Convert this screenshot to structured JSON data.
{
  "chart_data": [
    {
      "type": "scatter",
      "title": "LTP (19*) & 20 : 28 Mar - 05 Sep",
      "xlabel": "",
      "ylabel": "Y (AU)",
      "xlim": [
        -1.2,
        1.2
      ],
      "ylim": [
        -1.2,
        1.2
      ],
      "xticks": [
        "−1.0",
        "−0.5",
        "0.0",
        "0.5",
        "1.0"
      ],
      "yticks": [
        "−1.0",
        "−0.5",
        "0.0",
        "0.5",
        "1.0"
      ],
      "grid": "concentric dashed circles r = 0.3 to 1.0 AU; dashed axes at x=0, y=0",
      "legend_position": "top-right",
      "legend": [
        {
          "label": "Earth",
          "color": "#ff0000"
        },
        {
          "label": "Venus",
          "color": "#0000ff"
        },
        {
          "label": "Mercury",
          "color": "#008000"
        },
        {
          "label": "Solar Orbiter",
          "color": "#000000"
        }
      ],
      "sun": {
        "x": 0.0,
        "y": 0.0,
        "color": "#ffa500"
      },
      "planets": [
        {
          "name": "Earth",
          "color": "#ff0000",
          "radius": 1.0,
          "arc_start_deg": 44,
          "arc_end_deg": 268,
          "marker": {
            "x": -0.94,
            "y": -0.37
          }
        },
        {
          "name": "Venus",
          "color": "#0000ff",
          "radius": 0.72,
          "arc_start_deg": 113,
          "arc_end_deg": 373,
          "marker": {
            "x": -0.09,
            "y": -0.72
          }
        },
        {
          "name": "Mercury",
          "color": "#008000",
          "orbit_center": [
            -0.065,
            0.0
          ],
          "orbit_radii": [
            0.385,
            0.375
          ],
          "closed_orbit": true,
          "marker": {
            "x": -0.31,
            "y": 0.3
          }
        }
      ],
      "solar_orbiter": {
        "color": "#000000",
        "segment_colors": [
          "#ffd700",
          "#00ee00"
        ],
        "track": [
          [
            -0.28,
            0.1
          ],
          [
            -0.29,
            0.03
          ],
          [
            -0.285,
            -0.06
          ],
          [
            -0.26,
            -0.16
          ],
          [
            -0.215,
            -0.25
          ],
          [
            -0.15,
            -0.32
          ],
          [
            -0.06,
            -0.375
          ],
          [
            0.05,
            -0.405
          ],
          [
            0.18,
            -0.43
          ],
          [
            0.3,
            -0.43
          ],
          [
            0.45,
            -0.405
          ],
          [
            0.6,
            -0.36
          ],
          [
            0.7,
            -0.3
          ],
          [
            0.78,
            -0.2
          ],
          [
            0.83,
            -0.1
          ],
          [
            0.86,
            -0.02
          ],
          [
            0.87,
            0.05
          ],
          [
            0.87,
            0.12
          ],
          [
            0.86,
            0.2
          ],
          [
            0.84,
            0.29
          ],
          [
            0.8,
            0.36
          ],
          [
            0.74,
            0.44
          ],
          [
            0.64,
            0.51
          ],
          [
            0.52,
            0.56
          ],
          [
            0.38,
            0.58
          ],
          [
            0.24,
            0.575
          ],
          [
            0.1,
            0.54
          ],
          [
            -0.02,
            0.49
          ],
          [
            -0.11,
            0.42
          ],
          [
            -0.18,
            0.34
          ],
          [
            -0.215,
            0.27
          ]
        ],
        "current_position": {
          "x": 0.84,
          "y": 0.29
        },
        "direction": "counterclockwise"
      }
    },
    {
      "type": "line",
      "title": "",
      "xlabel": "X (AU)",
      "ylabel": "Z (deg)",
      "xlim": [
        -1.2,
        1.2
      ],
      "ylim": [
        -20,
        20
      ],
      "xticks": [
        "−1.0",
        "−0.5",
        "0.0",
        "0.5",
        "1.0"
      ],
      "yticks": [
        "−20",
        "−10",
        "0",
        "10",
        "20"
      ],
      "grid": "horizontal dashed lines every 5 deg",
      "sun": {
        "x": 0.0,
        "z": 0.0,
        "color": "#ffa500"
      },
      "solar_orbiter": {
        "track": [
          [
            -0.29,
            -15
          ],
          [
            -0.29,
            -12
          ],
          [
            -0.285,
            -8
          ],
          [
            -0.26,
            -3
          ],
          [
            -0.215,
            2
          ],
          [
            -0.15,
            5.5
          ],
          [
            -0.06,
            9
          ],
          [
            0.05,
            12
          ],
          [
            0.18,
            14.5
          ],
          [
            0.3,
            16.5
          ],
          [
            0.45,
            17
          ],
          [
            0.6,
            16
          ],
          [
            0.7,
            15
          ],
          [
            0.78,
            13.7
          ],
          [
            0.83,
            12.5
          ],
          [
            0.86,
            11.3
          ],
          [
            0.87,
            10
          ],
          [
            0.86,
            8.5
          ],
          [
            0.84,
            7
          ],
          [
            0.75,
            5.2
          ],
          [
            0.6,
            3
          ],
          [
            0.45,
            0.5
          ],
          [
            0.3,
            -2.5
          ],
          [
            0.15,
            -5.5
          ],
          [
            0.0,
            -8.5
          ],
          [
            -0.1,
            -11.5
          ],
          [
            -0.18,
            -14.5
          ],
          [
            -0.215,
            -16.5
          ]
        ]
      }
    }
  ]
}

========================================

= Task requirements =
Repeat all the entries word for word.

= Answer to the problem =
Convert this screenshot to structured JSON data.
{
  "chart_data": [
    {
      "type": "scatter",
      "title": "LTP (19*) & 20 : 28 Mar - 05 Sep",
      "xlabel": "",
      "ylabel": "Y (AU)",
      "xlim": [
        -1.2,
        1.2
      ],
      "ylim": [
        -1.2,
        1.2
      ],
      "xticks": [
        "−1.0",
        "−0.5",
        "0.0",
        "0.5",
        "1.0"
      ],
      "yticks": [
        "−1.0",
        "−0.5",
        "0.0",
        "0.5",
        "1.0"
      ],
      "grid": "concentric dashed circles r = 0.3 to 1.0 AU; dashed axes at x=0, y=0",
      "legend_position": "top-right",
      "legend": [
        {
          "label": "Earth",
          "color": "#ff0000"
        },
        {
          "label": "Venus",
          "color": "#0000ff"
        },
        {
          "label": "Mercury",
          "color": "#008000"
        },
        {
          "label": "Solar Orbiter",
          "color": "#000000"
        }
      ],
      "sun": {
        "x": 0.0,
        "y": 0.0,
        "color": "#ffa500"
      },
      "planets": [
        {
          "name": "Earth",
          "color": "#ff0000",
          "radius": 1.0,
          "arc_start_deg": 44,
          "arc_end_deg": 268,
          "marker": {
            "x": -0.94,
            "y": -0.37
          }
        },
        {
          "name": "Venus",
          "color": "#0000ff",
          "radius": 0.72,
          "arc_start_deg": 113,
          "arc_end_deg": 373,
          "marker": {
            "x": -0.09,
            "y": -0.72
          }
        },
        {
          "name": "Mercury",
          "color": "#008000",
          "orbit_center": [
            -0.065,
            0.0
          ],
          "orbit_radii": [
            0.385,
            0.375
          ],
          "closed_orbit": true,
          "marker": {
            "x": -0.31,
            "y": 0.3
          }
        }
      ],
      "solar_orbiter": {
        "color": "#000000",
        "segment_colors": [
          "#ffd700",
          "#00ee00"
        ],
        "track": [
          [
            -0.28,
            0.1
          ],
          [
            -0.29,
            0.03
          ],
          [
            -0.285,
            -0.06
          ],
          [
            -0.26,
            -0.16
          ],
          [
            -0.215,
            -0.25
          ],
          [
            -0.15,
            -0.32
          ],
          [
            -0.06,
            -0.375
          ],
          [
            0.05,
            -0.405
          ],
          [
            0.18,
            -0.43
          ],
          [
            0.3,
            -0.43
          ],
          [
            0.45,
            -0.405
          ],
          [
            0.6,
            -0.36
          ],
          [
            0.7,
            -0.3
          ],
          [
            0.78,
            -0.2
          ],
          [
            0.83,
            -0.1
          ],
          [
            0.86,
            -0.02
          ],
          [
            0.87,
            0.05
          ],
          [
            0.87,
            0.12
          ],
          [
            0.86,
            0.2
          ],
          [
            0.84,
            0.29
          ],
          [
            0.8,
            0.36
          ],
          [
            0.74,
            0.44
          ],
          [
            0.64,
            0.51
          ],
          [
            0.52,
            0.56
          ],
          [
            0.38,
            0.58
          ],
          [
            0.24,
            0.575
          ],
          [
            0.1,
            0.54
          ],
          [
            -0.02,
            0.49
          ],
          [
            -0.11,
            0.42
          ],
          [
            -0.18,
            0.34
          ],
          [
            -0.215,
            0.27
          ]
        ],
        "current_position": {
          "x": 0.84,
          "y": 0.29
        },
        "direction": "counterclockwise"
      }
    },
    {
      "type": "line",
      "title": "",
      "xlabel": "X (AU)",
      "ylabel": "Z (deg)",
      "xlim": [
        -1.2,
        1.2
      ],
      "ylim": [
        -20,
        20
      ],
      "xticks": [
        "−1.0",
        "−0.5",
        "0.0",
        "0.5",
        "1.0"
      ],
      "yticks": [
        "−20",
        "−10",
        "0",
        "10",
        "20"
      ],
      "grid": "horizontal dashed lines every 5 deg",
      "sun": {
        "x": 0.0,
        "z": 0.0,
        "color": "#ffa500"
      },
      "solar_orbiter": {
        "track": [
          [
            -0.29,
            -15
          ],
          [
            -0.29,
            -12
          ],
          [
            -0.285,
            -8
          ],
          [
            -0.26,
            -3
          ],
          [
            -0.215,
            2
          ],
          [
            -0.15,
            5.5
          ],
          [
            -0.06,
            9
          ],
          [
            0.05,
            12
          ],
          [
            0.18,
            14.5
          ],
          [
            0.3,
            16.5
          ],
          [
            0.45,
            17
          ],
          [
            0.6,
            16
          ],
          [
            0.7,
            15
          ],
          [
            0.78,
            13.7
          ],
          [
            0.83,
            12.5
          ],
          [
            0.86,
            11.3
          ],
          [
            0.87,
            10
          ],
          [
            0.86,
            8.5
          ],
          [
            0.84,
            7
          ],
          [
            0.75,
            5.2
          ],
          [
            0.6,
            3
          ],
          [
            0.45,
            0.5
          ],
          [
            0.3,
            -2.5
          ],
          [
            0.15,
            -5.5
          ],
          [
            0.0,
            -8.5
          ],
          [
            -0.1,
            -11.5
          ],
          [
            -0.18,
            -14.5
          ],
          [
            -0.215,
            -16.5
          ]
        ]
      }
    }
  ]
}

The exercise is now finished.